[Begin DATA SHOWN]

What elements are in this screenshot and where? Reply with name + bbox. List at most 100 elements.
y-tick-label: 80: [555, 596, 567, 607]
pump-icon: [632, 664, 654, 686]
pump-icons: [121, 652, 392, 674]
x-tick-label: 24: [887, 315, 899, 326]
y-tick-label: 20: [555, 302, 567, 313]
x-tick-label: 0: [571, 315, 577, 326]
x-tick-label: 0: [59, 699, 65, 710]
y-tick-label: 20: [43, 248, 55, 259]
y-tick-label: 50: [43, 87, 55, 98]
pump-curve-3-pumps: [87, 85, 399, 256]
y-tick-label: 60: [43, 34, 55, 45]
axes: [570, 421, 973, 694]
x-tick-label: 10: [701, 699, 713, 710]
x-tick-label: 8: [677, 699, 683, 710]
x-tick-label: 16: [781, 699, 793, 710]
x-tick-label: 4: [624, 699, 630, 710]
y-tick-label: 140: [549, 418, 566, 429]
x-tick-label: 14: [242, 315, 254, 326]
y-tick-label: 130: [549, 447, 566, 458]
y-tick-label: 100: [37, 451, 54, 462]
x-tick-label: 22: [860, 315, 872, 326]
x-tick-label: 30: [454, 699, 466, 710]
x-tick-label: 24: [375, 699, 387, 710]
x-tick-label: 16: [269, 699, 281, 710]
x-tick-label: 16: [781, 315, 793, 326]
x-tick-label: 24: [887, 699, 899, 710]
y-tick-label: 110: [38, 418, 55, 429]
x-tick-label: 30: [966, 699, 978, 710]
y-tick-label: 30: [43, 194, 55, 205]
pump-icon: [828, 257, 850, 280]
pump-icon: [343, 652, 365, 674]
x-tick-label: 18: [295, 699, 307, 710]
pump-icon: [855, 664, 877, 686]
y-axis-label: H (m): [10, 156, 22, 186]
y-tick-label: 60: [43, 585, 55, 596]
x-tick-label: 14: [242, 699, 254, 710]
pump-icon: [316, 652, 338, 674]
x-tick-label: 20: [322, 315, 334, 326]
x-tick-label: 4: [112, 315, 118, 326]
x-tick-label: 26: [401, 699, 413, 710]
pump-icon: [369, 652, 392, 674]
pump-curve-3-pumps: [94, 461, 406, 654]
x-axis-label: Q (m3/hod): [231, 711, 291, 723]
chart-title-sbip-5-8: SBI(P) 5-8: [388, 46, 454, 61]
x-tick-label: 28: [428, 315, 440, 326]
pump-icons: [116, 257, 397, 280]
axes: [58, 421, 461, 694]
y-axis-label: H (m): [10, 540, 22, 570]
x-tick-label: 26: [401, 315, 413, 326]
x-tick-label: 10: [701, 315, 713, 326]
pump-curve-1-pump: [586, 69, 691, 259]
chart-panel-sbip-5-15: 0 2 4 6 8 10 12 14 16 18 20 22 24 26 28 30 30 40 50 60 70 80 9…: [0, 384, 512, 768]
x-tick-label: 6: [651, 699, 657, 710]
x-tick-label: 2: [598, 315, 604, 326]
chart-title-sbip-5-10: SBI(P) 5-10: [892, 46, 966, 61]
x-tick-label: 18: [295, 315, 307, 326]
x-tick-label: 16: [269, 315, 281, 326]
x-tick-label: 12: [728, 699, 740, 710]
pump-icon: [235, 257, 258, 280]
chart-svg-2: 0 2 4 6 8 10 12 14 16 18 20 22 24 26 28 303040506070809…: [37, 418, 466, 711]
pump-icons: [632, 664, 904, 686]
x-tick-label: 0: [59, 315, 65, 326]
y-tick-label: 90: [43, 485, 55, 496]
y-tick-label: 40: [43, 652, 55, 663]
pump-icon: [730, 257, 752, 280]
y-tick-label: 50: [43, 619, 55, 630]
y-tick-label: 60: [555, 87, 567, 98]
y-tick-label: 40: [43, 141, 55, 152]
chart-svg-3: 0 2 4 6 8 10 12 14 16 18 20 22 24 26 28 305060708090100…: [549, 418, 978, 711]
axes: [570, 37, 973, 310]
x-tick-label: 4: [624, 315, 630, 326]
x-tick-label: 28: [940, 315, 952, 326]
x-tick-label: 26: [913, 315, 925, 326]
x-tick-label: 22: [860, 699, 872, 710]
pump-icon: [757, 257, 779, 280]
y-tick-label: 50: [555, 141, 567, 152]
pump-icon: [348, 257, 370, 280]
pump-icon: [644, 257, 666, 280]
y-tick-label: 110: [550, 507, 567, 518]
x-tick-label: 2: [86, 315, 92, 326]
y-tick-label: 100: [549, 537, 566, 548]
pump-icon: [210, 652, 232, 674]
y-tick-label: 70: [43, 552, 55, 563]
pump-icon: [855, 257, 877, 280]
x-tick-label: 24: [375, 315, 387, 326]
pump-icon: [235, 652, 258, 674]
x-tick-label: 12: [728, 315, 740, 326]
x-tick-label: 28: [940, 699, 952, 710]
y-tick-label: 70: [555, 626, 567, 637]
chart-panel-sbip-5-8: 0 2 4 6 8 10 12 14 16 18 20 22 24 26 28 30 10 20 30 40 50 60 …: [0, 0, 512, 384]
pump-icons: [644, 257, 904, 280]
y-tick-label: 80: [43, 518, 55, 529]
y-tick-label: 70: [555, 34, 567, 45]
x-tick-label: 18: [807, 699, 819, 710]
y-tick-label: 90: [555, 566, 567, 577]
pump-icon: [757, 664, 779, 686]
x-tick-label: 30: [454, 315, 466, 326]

[End DATA SHOWN]

**STATED EXERCISE**: Reproduce every line of the records above verbatim, in the same order, without changing, adding, or leaving out anything.

**WRITTEN SOLUTION**:
What elements are in this screenshot and where? Reply with name + bbox. List at most 100 elements.
y-tick-label: 80: [555, 596, 567, 607]
pump-icon: [632, 664, 654, 686]
pump-icons: [121, 652, 392, 674]
x-tick-label: 24: [887, 315, 899, 326]
y-tick-label: 20: [555, 302, 567, 313]
x-tick-label: 0: [571, 315, 577, 326]
x-tick-label: 0: [59, 699, 65, 710]
y-tick-label: 20: [43, 248, 55, 259]
y-tick-label: 50: [43, 87, 55, 98]
pump-curve-3-pumps: [87, 85, 399, 256]
y-tick-label: 60: [43, 34, 55, 45]
axes: [570, 421, 973, 694]
x-tick-label: 10: [701, 699, 713, 710]
x-tick-label: 8: [677, 699, 683, 710]
x-tick-label: 16: [781, 699, 793, 710]
x-tick-label: 4: [624, 699, 630, 710]
y-tick-label: 140: [549, 418, 566, 429]
x-tick-label: 14: [242, 315, 254, 326]
y-tick-label: 130: [549, 447, 566, 458]
y-tick-label: 100: [37, 451, 54, 462]
x-tick-label: 22: [860, 315, 872, 326]
x-tick-label: 30: [454, 699, 466, 710]
x-tick-label: 24: [375, 699, 387, 710]
x-tick-label: 16: [269, 699, 281, 710]
x-tick-label: 16: [781, 315, 793, 326]
x-tick-label: 24: [887, 699, 899, 710]
y-tick-label: 110: [38, 418, 55, 429]
x-tick-label: 30: [966, 699, 978, 710]
y-tick-label: 30: [43, 194, 55, 205]
pump-icon: [828, 257, 850, 280]
pump-icon: [343, 652, 365, 674]
x-tick-label: 18: [295, 699, 307, 710]
pump-icon: [855, 664, 877, 686]
y-axis-label: H (m): [10, 156, 22, 186]
y-tick-label: 60: [43, 585, 55, 596]
x-tick-label: 14: [242, 699, 254, 710]
pump-icon: [316, 652, 338, 674]
x-tick-label: 20: [322, 315, 334, 326]
x-tick-label: 4: [112, 315, 118, 326]
x-tick-label: 26: [401, 699, 413, 710]
pump-icon: [369, 652, 392, 674]
pump-curve-3-pumps: [94, 461, 406, 654]
x-axis-label: Q (m3/hod): [231, 711, 291, 723]
chart-title-sbip-5-8: SBI(P) 5-8: [388, 46, 454, 61]
x-tick-label: 28: [428, 315, 440, 326]
pump-icons: [116, 257, 397, 280]
axes: [58, 421, 461, 694]
y-axis-label: H (m): [10, 540, 22, 570]
x-tick-label: 26: [401, 315, 413, 326]
x-tick-label: 10: [701, 315, 713, 326]
pump-curve-1-pump: [586, 69, 691, 259]
chart-panel-sbip-5-15: 0 2 4 6 8 10 12 14 16 18 20 22 24 26 28 30 30 40 50 60 70 80 9…: [0, 384, 512, 768]
x-tick-label: 6: [651, 699, 657, 710]
x-tick-label: 2: [598, 315, 604, 326]
chart-title-sbip-5-10: SBI(P) 5-10: [892, 46, 966, 61]
x-tick-label: 18: [295, 315, 307, 326]
x-tick-label: 16: [269, 315, 281, 326]
x-tick-label: 12: [728, 699, 740, 710]
pump-icon: [235, 257, 258, 280]
chart-svg-2: 0 2 4 6 8 10 12 14 16 18 20 22 24 26 28 303040506070809…: [37, 418, 466, 711]
pump-icons: [632, 664, 904, 686]
x-tick-label: 0: [59, 315, 65, 326]
y-tick-label: 90: [43, 485, 55, 496]
y-tick-label: 40: [43, 652, 55, 663]
pump-icon: [730, 257, 752, 280]
y-tick-label: 50: [43, 619, 55, 630]
y-tick-label: 60: [555, 87, 567, 98]
y-tick-label: 40: [43, 141, 55, 152]
chart-svg-3: 0 2 4 6 8 10 12 14 16 18 20 22 24 26 28 305060708090100…: [549, 418, 978, 711]
axes: [570, 37, 973, 310]
x-tick-label: 4: [624, 315, 630, 326]
x-tick-label: 28: [940, 315, 952, 326]
x-tick-label: 26: [913, 315, 925, 326]
x-tick-label: 22: [860, 699, 872, 710]
pump-icon: [757, 257, 779, 280]
y-tick-label: 50: [555, 141, 567, 152]
pump-icon: [348, 257, 370, 280]
pump-icon: [644, 257, 666, 280]
y-tick-label: 110: [550, 507, 567, 518]
x-tick-label: 2: [86, 315, 92, 326]
y-tick-label: 100: [549, 537, 566, 548]
pump-icon: [210, 652, 232, 674]
y-tick-label: 70: [43, 552, 55, 563]
pump-icon: [855, 257, 877, 280]
x-tick-label: 24: [375, 315, 387, 326]
pump-icon: [235, 652, 258, 674]
x-tick-label: 12: [728, 315, 740, 326]
x-tick-label: 28: [940, 699, 952, 710]
y-tick-label: 70: [555, 626, 567, 637]
chart-panel-sbip-5-8: 0 2 4 6 8 10 12 14 16 18 20 22 24 26 28 30 10 20 30 40 50 60 …: [0, 0, 512, 384]
pump-icons: [644, 257, 904, 280]
y-tick-label: 80: [43, 518, 55, 529]
y-tick-label: 70: [555, 34, 567, 45]
x-tick-label: 18: [807, 699, 819, 710]
y-tick-label: 90: [555, 566, 567, 577]
pump-icon: [757, 664, 779, 686]
x-tick-label: 30: [454, 315, 466, 326]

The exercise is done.